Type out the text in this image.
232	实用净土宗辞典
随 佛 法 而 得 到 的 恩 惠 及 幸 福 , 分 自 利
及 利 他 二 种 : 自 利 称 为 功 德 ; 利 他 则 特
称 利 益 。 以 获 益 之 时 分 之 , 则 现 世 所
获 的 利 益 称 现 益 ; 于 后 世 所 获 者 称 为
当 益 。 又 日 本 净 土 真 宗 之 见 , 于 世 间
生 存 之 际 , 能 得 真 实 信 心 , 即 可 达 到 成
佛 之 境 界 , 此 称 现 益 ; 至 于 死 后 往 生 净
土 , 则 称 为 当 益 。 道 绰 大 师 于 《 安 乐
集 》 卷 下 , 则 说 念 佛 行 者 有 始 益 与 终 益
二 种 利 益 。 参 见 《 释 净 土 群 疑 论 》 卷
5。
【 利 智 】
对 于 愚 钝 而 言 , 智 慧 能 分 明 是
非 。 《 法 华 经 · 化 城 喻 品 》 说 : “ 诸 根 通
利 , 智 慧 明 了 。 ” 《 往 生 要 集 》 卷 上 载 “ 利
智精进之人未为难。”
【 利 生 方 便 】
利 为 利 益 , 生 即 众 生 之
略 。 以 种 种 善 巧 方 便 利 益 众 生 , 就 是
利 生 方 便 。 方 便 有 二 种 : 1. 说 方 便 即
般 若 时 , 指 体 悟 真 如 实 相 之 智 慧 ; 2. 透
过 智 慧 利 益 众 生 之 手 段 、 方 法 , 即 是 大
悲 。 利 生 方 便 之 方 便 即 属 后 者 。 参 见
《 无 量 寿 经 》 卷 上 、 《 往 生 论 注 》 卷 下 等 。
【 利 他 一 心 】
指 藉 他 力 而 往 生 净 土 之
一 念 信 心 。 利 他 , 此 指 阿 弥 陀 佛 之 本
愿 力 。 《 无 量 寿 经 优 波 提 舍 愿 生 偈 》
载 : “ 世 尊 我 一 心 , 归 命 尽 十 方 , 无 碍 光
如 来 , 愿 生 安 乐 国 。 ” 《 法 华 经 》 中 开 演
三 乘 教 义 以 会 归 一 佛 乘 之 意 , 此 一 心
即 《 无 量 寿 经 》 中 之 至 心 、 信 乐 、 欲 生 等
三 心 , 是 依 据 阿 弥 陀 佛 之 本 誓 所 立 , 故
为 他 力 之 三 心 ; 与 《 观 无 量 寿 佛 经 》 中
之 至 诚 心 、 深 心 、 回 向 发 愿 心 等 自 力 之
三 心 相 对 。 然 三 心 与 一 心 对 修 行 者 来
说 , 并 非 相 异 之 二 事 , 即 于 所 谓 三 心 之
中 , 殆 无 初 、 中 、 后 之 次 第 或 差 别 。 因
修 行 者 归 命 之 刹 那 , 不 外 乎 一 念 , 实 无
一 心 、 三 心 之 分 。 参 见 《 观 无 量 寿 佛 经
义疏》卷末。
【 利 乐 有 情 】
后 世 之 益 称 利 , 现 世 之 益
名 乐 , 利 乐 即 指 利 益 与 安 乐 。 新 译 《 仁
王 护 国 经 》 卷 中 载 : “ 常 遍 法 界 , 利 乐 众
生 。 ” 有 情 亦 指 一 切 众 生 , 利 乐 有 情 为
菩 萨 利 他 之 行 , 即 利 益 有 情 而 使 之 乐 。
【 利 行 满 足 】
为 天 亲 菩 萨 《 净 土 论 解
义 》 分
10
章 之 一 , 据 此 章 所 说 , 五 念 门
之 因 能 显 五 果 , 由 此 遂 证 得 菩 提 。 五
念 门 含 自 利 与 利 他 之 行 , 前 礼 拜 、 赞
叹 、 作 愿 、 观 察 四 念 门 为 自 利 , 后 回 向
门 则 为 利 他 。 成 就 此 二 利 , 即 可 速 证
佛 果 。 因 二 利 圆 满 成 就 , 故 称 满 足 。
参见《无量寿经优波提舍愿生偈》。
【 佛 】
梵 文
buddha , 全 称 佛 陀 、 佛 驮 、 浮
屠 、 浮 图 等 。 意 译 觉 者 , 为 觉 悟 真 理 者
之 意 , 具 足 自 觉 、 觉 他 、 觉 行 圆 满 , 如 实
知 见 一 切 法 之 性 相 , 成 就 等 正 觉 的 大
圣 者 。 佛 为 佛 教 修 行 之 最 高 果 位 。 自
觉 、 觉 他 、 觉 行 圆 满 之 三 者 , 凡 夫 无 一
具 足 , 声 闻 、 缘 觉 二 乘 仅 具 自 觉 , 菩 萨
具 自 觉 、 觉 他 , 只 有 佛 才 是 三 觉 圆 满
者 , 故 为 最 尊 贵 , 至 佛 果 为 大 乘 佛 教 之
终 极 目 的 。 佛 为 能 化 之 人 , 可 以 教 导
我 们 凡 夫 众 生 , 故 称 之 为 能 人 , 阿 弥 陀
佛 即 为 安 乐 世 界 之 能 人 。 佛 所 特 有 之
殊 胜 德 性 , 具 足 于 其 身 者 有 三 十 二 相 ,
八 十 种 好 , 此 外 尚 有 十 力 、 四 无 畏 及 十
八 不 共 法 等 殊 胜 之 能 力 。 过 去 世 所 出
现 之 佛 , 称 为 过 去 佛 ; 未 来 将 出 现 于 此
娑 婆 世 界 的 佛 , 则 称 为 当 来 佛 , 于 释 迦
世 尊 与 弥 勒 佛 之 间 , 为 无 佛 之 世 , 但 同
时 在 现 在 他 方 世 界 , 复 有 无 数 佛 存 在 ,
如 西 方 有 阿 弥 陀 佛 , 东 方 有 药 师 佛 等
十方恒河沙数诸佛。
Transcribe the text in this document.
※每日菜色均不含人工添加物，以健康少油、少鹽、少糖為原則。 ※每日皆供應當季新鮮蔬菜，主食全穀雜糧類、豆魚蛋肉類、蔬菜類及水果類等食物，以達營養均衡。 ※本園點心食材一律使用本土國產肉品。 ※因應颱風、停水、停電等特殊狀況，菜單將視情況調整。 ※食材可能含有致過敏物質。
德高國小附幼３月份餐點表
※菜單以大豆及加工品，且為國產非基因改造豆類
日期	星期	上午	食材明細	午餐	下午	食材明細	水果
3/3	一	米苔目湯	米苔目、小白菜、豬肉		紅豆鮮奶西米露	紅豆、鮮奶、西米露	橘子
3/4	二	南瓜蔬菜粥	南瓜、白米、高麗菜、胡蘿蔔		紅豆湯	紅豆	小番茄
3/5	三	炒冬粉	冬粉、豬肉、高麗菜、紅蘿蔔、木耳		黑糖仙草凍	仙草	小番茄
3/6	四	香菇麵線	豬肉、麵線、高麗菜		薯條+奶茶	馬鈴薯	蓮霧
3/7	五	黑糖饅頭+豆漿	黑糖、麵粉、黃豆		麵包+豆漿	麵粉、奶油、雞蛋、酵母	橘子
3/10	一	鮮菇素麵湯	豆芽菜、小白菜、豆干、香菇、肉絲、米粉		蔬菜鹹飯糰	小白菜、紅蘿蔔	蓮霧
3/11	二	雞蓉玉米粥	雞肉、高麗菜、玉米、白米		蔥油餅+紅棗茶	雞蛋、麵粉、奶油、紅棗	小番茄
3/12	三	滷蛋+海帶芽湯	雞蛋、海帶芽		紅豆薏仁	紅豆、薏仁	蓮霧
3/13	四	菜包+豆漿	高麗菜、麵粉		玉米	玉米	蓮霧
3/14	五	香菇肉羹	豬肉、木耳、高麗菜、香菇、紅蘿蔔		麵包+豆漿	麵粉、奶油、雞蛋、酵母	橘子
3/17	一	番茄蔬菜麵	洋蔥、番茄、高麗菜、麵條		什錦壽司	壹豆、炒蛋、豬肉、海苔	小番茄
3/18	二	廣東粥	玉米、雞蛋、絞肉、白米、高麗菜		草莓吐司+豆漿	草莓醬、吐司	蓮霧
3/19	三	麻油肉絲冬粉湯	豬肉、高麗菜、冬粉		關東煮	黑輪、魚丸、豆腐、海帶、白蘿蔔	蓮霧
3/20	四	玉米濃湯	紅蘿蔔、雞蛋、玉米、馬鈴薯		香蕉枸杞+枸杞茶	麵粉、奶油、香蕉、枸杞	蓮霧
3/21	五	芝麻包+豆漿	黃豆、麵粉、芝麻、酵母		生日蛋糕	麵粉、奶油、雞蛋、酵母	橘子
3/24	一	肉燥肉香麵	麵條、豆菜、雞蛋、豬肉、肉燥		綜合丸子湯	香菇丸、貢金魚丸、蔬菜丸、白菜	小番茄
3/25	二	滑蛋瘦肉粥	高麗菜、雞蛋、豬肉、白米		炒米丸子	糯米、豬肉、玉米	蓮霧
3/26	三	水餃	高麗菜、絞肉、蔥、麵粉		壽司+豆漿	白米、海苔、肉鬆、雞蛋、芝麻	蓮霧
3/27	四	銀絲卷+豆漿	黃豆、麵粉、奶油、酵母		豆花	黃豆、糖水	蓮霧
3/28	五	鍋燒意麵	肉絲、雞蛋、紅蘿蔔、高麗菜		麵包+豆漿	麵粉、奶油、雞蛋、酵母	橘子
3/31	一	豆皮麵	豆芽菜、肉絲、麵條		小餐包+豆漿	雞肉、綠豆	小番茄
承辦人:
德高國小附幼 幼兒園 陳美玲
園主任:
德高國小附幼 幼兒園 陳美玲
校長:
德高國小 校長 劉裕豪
+++++
*Instructions for the task*
Check each line above for the word "this" and say how many have it, with nothing else.

*Exercise response*
2